- [YOUR INSTRUCTIONS] In the material below, find all lines with the string "based" and copy them.

====== AVAILABLE RECORDS ======

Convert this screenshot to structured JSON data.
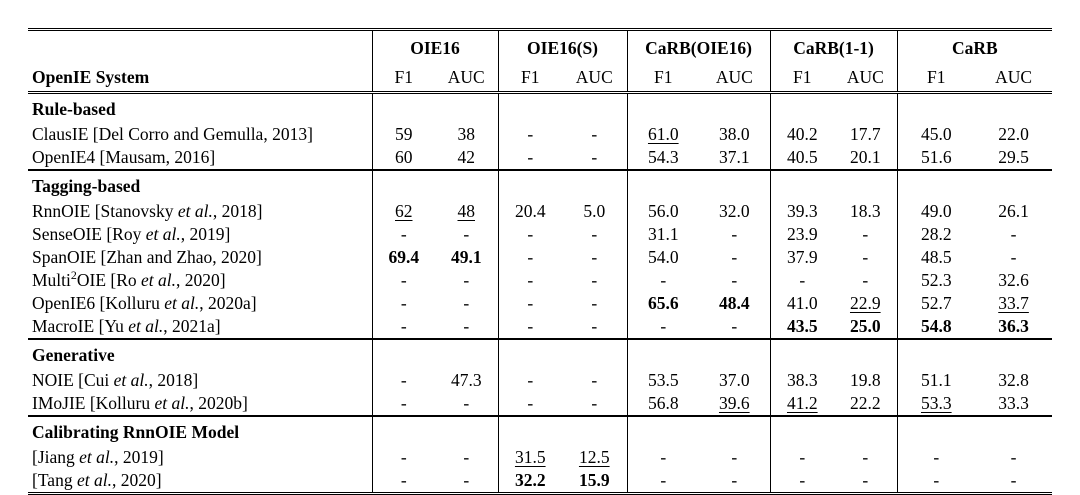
{
  "page": {
    "background_color": "#ffffff",
    "text_color": "#000000",
    "rule_color": "#000000"
  },
  "table": {
    "first_col_header": "OpenIE System",
    "groups": [
      {
        "label": "OIE16"
      },
      {
        "label": "OIE16(S)"
      },
      {
        "label": "CaRB(OIE16)"
      },
      {
        "label": "CaRB(1-1)"
      },
      {
        "label": "CaRB"
      }
    ],
    "sub_headers": [
      "F1",
      "AUC"
    ],
    "sections": [
      {
        "title": "Rule-based",
        "rows": [
          {
            "system": [
              {
                "t": "ClausIE [Del Corro and Gemulla, 2013]",
                "s": "p"
              }
            ],
            "cells": [
              {
                "t": "59"
              },
              {
                "t": "38"
              },
              {
                "t": "-"
              },
              {
                "t": "-"
              },
              {
                "t": "61.0",
                "s": "u"
              },
              {
                "t": "38.0"
              },
              {
                "t": "40.2"
              },
              {
                "t": "17.7"
              },
              {
                "t": "45.0"
              },
              {
                "t": "22.0"
              }
            ]
          },
          {
            "system": [
              {
                "t": "OpenIE4 [Mausam, 2016]",
                "s": "p"
              }
            ],
            "cells": [
              {
                "t": "60"
              },
              {
                "t": "42"
              },
              {
                "t": "-"
              },
              {
                "t": "-"
              },
              {
                "t": "54.3"
              },
              {
                "t": "37.1"
              },
              {
                "t": "40.5"
              },
              {
                "t": "20.1"
              },
              {
                "t": "51.6"
              },
              {
                "t": "29.5"
              }
            ]
          }
        ]
      },
      {
        "title": "Tagging-based",
        "rows": [
          {
            "system": [
              {
                "t": "RnnOIE [Stanovsky ",
                "s": "p"
              },
              {
                "t": "et al.",
                "s": "i"
              },
              {
                "t": ", 2018]",
                "s": "p"
              }
            ],
            "cells": [
              {
                "t": "62",
                "s": "u"
              },
              {
                "t": "48",
                "s": "u"
              },
              {
                "t": "20.4"
              },
              {
                "t": "5.0"
              },
              {
                "t": "56.0"
              },
              {
                "t": "32.0"
              },
              {
                "t": "39.3"
              },
              {
                "t": "18.3"
              },
              {
                "t": "49.0"
              },
              {
                "t": "26.1"
              }
            ]
          },
          {
            "system": [
              {
                "t": "SenseOIE [Roy ",
                "s": "p"
              },
              {
                "t": "et al.",
                "s": "i"
              },
              {
                "t": ", 2019]",
                "s": "p"
              }
            ],
            "cells": [
              {
                "t": "-"
              },
              {
                "t": "-"
              },
              {
                "t": "-"
              },
              {
                "t": "-"
              },
              {
                "t": "31.1"
              },
              {
                "t": "-"
              },
              {
                "t": "23.9"
              },
              {
                "t": "-"
              },
              {
                "t": "28.2"
              },
              {
                "t": "-"
              }
            ]
          },
          {
            "system": [
              {
                "t": "SpanOIE [Zhan and Zhao, 2020]",
                "s": "p"
              }
            ],
            "cells": [
              {
                "t": "69.4",
                "s": "b"
              },
              {
                "t": "49.1",
                "s": "b"
              },
              {
                "t": "-"
              },
              {
                "t": "-"
              },
              {
                "t": "54.0"
              },
              {
                "t": "-"
              },
              {
                "t": "37.9"
              },
              {
                "t": "-"
              },
              {
                "t": "48.5"
              },
              {
                "t": "-"
              }
            ]
          },
          {
            "system": [
              {
                "t": "Multi",
                "s": "p"
              },
              {
                "t": "2",
                "s": "sup"
              },
              {
                "t": "OIE [Ro ",
                "s": "p"
              },
              {
                "t": "et al.",
                "s": "i"
              },
              {
                "t": ", 2020]",
                "s": "p"
              }
            ],
            "cells": [
              {
                "t": "-"
              },
              {
                "t": "-"
              },
              {
                "t": "-"
              },
              {
                "t": "-"
              },
              {
                "t": "-"
              },
              {
                "t": "-"
              },
              {
                "t": "-"
              },
              {
                "t": "-"
              },
              {
                "t": "52.3"
              },
              {
                "t": "32.6"
              }
            ]
          },
          {
            "system": [
              {
                "t": "OpenIE6 [Kolluru ",
                "s": "p"
              },
              {
                "t": "et al.",
                "s": "i"
              },
              {
                "t": ", 2020a]",
                "s": "p"
              }
            ],
            "cells": [
              {
                "t": "-"
              },
              {
                "t": "-"
              },
              {
                "t": "-"
              },
              {
                "t": "-"
              },
              {
                "t": "65.6",
                "s": "b"
              },
              {
                "t": "48.4",
                "s": "b"
              },
              {
                "t": "41.0"
              },
              {
                "t": "22.9",
                "s": "u"
              },
              {
                "t": "52.7"
              },
              {
                "t": "33.7",
                "s": "u"
              }
            ]
          },
          {
            "system": [
              {
                "t": "MacroIE [Yu ",
                "s": "p"
              },
              {
                "t": "et al.",
                "s": "i"
              },
              {
                "t": ", 2021a]",
                "s": "p"
              }
            ],
            "cells": [
              {
                "t": "-"
              },
              {
                "t": "-"
              },
              {
                "t": "-"
              },
              {
                "t": "-"
              },
              {
                "t": "-"
              },
              {
                "t": "-"
              },
              {
                "t": "43.5",
                "s": "b"
              },
              {
                "t": "25.0",
                "s": "b"
              },
              {
                "t": "54.8",
                "s": "b"
              },
              {
                "t": "36.3",
                "s": "b"
              }
            ]
          }
        ]
      },
      {
        "title": "Generative",
        "rows": [
          {
            "system": [
              {
                "t": "NOIE [Cui ",
                "s": "p"
              },
              {
                "t": "et al.",
                "s": "i"
              },
              {
                "t": ", 2018]",
                "s": "p"
              }
            ],
            "cells": [
              {
                "t": "-"
              },
              {
                "t": "47.3"
              },
              {
                "t": "-"
              },
              {
                "t": "-"
              },
              {
                "t": "53.5"
              },
              {
                "t": "37.0"
              },
              {
                "t": "38.3"
              },
              {
                "t": "19.8"
              },
              {
                "t": "51.1"
              },
              {
                "t": "32.8"
              }
            ]
          },
          {
            "system": [
              {
                "t": "IMoJIE [Kolluru ",
                "s": "p"
              },
              {
                "t": "et al.",
                "s": "i"
              },
              {
                "t": ", 2020b]",
                "s": "p"
              }
            ],
            "cells": [
              {
                "t": "-"
              },
              {
                "t": "-"
              },
              {
                "t": "-"
              },
              {
                "t": "-"
              },
              {
                "t": "56.8"
              },
              {
                "t": "39.6",
                "s": "u"
              },
              {
                "t": "41.2",
                "s": "u"
              },
              {
                "t": "22.2"
              },
              {
                "t": "53.3",
                "s": "u"
              },
              {
                "t": "33.3"
              }
            ]
          }
        ]
      },
      {
        "title": "Calibrating RnnOIE Model",
        "rows": [
          {
            "system": [
              {
                "t": "[Jiang ",
                "s": "p"
              },
              {
                "t": "et al.",
                "s": "i"
              },
              {
                "t": ", 2019]",
                "s": "p"
              }
            ],
            "cells": [
              {
                "t": "-"
              },
              {
                "t": "-"
              },
              {
                "t": "31.5",
                "s": "u"
              },
              {
                "t": "12.5",
                "s": "u"
              },
              {
                "t": "-"
              },
              {
                "t": "-"
              },
              {
                "t": "-"
              },
              {
                "t": "-"
              },
              {
                "t": "-"
              },
              {
                "t": "-"
              }
            ]
          },
          {
            "system": [
              {
                "t": "[Tang ",
                "s": "p"
              },
              {
                "t": "et al.",
                "s": "i"
              },
              {
                "t": ", 2020]",
                "s": "p"
              }
            ],
            "cells": [
              {
                "t": "-"
              },
              {
                "t": "-"
              },
              {
                "t": "32.2",
                "s": "b"
              },
              {
                "t": "15.9",
                "s": "b"
              },
              {
                "t": "-"
              },
              {
                "t": "-"
              },
              {
                "t": "-"
              },
              {
                "t": "-"
              },
              {
                "t": "-"
              },
              {
                "t": "-"
              }
            ]
          }
        ]
      }
    ]
  }
}
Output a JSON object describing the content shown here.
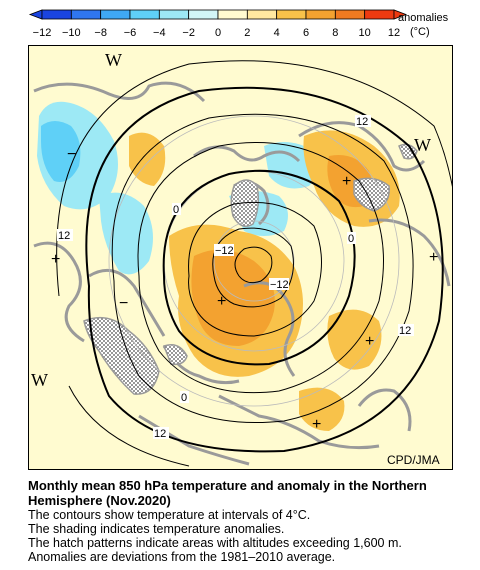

======

- [THE SOLUTION]
        "title": "Rule-based",
        "title": "Tagging-based",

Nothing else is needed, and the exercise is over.